> _What you need to do_:
Make an exact copy of all the material below, apart from the pictures.

> _Records supplied_:
******************************

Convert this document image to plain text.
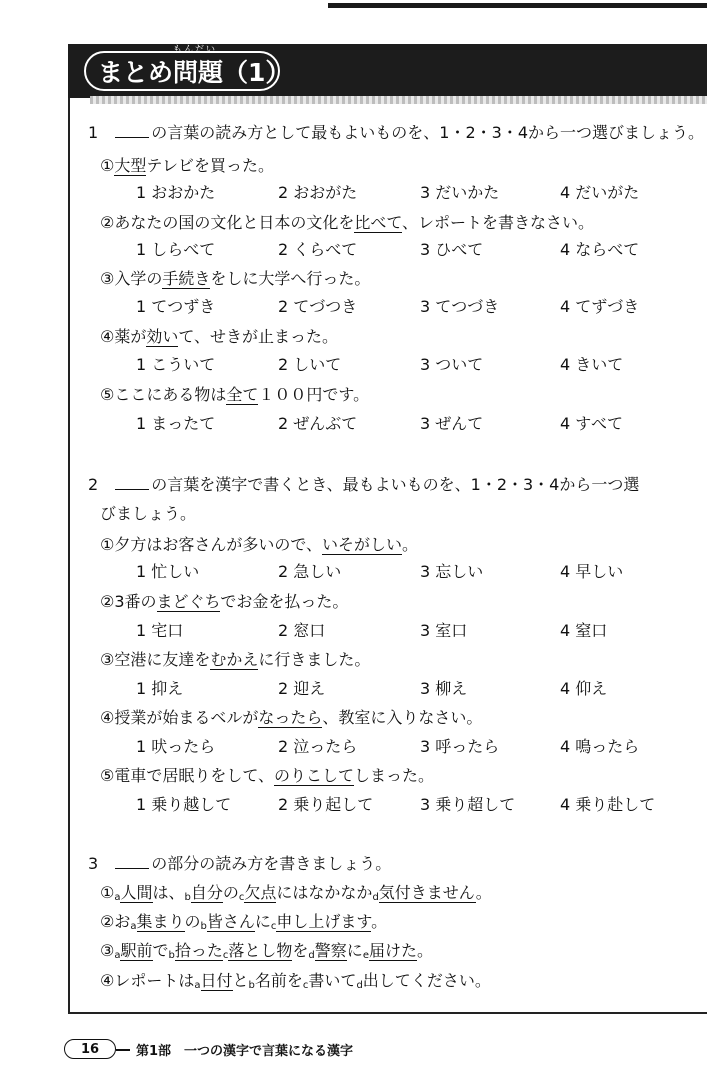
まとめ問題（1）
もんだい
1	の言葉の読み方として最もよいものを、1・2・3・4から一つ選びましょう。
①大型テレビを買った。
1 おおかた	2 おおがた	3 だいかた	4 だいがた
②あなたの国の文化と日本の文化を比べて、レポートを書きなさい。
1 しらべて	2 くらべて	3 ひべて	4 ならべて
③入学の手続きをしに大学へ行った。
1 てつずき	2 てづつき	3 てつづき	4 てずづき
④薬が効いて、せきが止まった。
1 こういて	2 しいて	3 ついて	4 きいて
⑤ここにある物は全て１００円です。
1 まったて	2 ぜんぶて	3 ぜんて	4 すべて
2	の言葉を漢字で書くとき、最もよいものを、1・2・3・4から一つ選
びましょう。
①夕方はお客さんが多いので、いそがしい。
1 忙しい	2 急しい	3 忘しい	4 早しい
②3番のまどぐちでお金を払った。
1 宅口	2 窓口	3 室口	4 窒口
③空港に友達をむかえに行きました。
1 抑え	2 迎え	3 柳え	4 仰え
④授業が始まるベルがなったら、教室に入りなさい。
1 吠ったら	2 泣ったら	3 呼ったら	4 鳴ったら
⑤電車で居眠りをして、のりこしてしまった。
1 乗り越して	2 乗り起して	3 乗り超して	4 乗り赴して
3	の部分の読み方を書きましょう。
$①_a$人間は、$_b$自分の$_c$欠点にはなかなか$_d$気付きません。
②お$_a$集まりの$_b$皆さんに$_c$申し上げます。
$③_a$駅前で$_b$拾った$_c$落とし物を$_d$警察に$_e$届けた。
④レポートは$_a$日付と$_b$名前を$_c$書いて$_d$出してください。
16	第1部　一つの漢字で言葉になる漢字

******************************

> _Expected answer_:
Convert this document image to plain text.
まとめ問題（1）
もんだい
1	の言葉の読み方として最もよいものを、1・2・3・4から一つ選びましょう。
①大型テレビを買った。
1 おおかた	2 おおがた	3 だいかた	4 だいがた
②あなたの国の文化と日本の文化を比べて、レポートを書きなさい。
1 しらべて	2 くらべて	3 ひべて	4 ならべて
③入学の手続きをしに大学へ行った。
1 てつずき	2 てづつき	3 てつづき	4 てずづき
④薬が効いて、せきが止まった。
1 こういて	2 しいて	3 ついて	4 きいて
⑤ここにある物は全て１００円です。
1 まったて	2 ぜんぶて	3 ぜんて	4 すべて
2	の言葉を漢字で書くとき、最もよいものを、1・2・3・4から一つ選
びましょう。
①夕方はお客さんが多いので、いそがしい。
1 忙しい	2 急しい	3 忘しい	4 早しい
②3番のまどぐちでお金を払った。
1 宅口	2 窓口	3 室口	4 窒口
③空港に友達をむかえに行きました。
1 抑え	2 迎え	3 柳え	4 仰え
④授業が始まるベルがなったら、教室に入りなさい。
1 吠ったら	2 泣ったら	3 呼ったら	4 鳴ったら
⑤電車で居眠りをして、のりこしてしまった。
1 乗り越して	2 乗り起して	3 乗り超して	4 乗り赴して
3	の部分の読み方を書きましょう。
$①_a$人間は、$_b$自分の$_c$欠点にはなかなか$_d$気付きません。
②お$_a$集まりの$_b$皆さんに$_c$申し上げます。
$③_a$駅前で$_b$拾った$_c$落とし物を$_d$警察に$_e$届けた。
④レポートは$_a$日付と$_b$名前を$_c$書いて$_d$出してください。
16	第1部　一つの漢字で言葉になる漢字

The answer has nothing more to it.